++++ Data for processing
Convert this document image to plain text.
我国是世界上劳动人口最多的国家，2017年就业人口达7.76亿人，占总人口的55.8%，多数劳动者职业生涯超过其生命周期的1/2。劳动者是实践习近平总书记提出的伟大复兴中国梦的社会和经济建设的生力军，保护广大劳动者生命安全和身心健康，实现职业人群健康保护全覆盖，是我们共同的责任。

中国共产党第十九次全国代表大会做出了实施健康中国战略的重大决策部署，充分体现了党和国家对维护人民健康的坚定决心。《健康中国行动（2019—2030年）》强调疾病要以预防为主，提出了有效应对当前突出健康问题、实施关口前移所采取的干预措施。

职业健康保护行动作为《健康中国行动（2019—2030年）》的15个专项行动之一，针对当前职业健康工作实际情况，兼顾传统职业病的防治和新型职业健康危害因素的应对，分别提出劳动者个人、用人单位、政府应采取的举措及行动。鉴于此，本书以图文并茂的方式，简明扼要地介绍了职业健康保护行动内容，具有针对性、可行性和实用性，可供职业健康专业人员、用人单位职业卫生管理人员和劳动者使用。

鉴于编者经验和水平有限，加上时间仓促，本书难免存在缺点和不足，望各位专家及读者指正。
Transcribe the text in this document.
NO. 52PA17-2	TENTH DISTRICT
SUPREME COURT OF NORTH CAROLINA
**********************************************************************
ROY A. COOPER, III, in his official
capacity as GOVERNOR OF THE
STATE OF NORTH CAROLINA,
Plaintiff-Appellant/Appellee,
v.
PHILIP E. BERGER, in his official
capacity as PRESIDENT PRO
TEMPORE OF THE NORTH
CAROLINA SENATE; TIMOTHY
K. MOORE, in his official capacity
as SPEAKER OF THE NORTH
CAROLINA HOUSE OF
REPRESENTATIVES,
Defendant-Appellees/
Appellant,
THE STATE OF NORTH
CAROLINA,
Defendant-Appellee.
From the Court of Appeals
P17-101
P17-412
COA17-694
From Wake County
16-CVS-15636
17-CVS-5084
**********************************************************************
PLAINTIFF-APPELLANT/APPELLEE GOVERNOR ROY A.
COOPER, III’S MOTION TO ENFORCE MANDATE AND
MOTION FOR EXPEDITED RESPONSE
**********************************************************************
++++++++
Copy each line of the listing that holds the word "健康中国行动".

_Expected answer_
中国共产党第十九次全国代表大会做出了实施健康中国战略的重大决策部署，充分体现了党和国家对维护人民健康的坚定决心。《健康中国行动（2019—2030年）》强调疾病要以预防为主，提出了有效应对当前突出健康问题、实施关口前移所采取的干预措施。
职业健康保护行动作为《健康中国行动（2019—2030年）》的15个专项行动之一，针对当前职业健康工作实际情况，兼顾传统职业病的防治和新型职业健康危害因素的应对，分别提出劳动者个人、用人单位、政府应采取的举措及行动。鉴于此，本书以图文并茂的方式，简明扼要地介绍了职业健康保护行动内容，具有针对性、可行性和实用性，可供职业健康专业人员、用人单位职业卫生管理人员和劳动者使用。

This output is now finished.